_Exercise description_: Express the lines of the records below as a JSON list of strings, one string per line, with blank lines omitted. Begin at the line that contains "question line 1: ¿Cómo" and stop after the line that contains "side buttons <box>203 210 226 370</box>", including both.

_Recorded information_:
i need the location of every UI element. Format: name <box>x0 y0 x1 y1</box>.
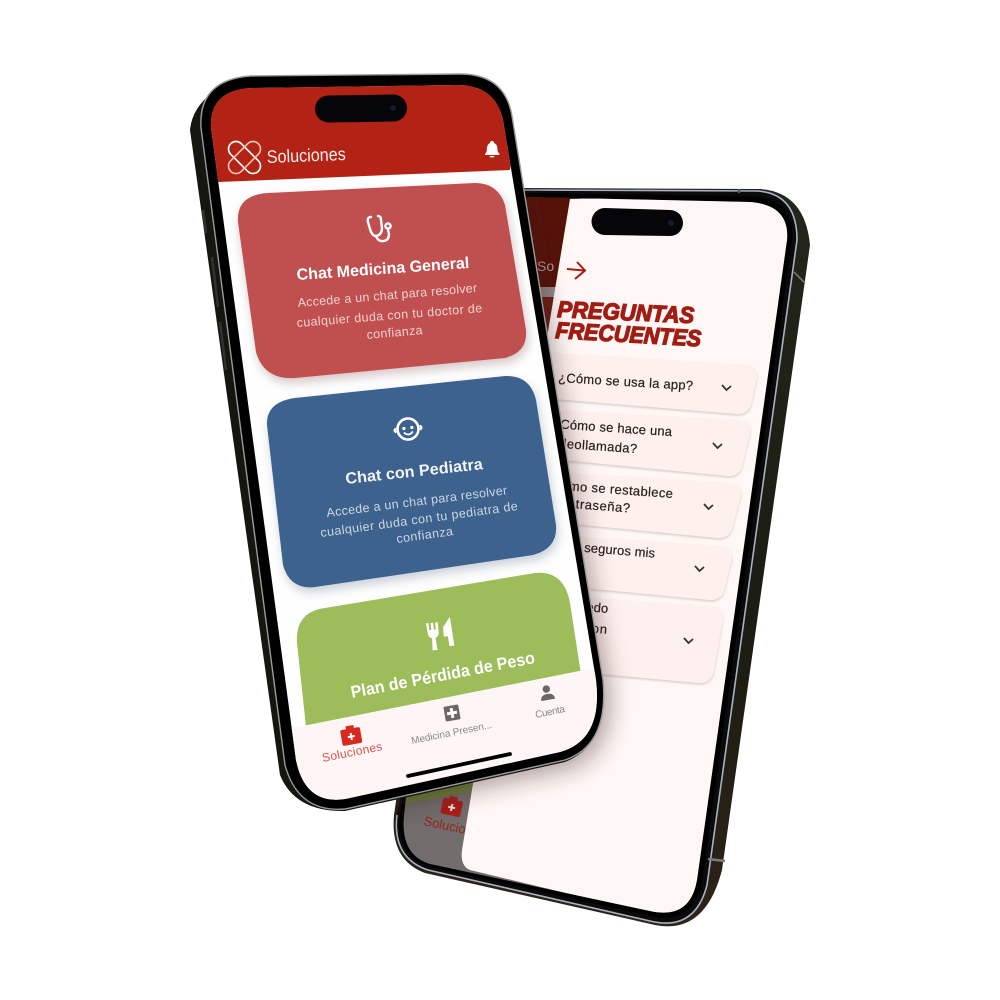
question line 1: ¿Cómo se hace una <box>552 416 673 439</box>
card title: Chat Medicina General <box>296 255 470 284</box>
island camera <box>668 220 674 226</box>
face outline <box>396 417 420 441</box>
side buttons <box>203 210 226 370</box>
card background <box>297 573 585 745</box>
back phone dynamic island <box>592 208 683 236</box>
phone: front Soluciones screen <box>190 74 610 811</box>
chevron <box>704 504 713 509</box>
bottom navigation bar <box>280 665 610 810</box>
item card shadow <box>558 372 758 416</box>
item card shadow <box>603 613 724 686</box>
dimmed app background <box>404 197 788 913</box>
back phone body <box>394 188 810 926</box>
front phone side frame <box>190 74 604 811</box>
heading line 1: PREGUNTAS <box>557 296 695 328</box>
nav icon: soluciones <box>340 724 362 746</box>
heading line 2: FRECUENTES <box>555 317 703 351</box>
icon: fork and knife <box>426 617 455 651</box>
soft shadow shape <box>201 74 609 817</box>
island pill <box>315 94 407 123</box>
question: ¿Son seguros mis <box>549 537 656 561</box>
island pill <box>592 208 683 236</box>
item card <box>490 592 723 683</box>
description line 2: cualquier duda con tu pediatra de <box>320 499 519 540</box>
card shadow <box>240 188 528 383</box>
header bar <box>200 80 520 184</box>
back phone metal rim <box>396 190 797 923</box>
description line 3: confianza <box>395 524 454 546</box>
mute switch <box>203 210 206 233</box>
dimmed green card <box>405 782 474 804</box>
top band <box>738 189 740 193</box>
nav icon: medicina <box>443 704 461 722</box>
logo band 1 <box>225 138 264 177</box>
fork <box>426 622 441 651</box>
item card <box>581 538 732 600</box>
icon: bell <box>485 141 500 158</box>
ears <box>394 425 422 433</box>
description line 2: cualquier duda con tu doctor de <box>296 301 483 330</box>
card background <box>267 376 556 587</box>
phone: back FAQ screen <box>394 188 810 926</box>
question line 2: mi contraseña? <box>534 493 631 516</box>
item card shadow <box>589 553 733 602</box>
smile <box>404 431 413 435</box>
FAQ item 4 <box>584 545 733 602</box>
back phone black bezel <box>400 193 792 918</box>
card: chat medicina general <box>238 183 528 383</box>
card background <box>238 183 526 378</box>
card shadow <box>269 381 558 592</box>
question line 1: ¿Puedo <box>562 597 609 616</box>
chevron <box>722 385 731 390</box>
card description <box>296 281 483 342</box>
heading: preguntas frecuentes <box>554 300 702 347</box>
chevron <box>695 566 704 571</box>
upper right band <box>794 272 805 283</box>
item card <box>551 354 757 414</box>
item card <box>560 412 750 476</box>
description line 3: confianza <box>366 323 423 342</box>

_Response_:
[
  "question line 1: ¿Cómo se hace una <box>552 416 673 439</box>",
  "card title: Chat Medicina General <box>296 255 470 284</box>",
  "island camera <box>668 220 674 226</box>",
  "face outline <box>396 417 420 441</box>",
  "side buttons <box>203 210 226 370</box>"
]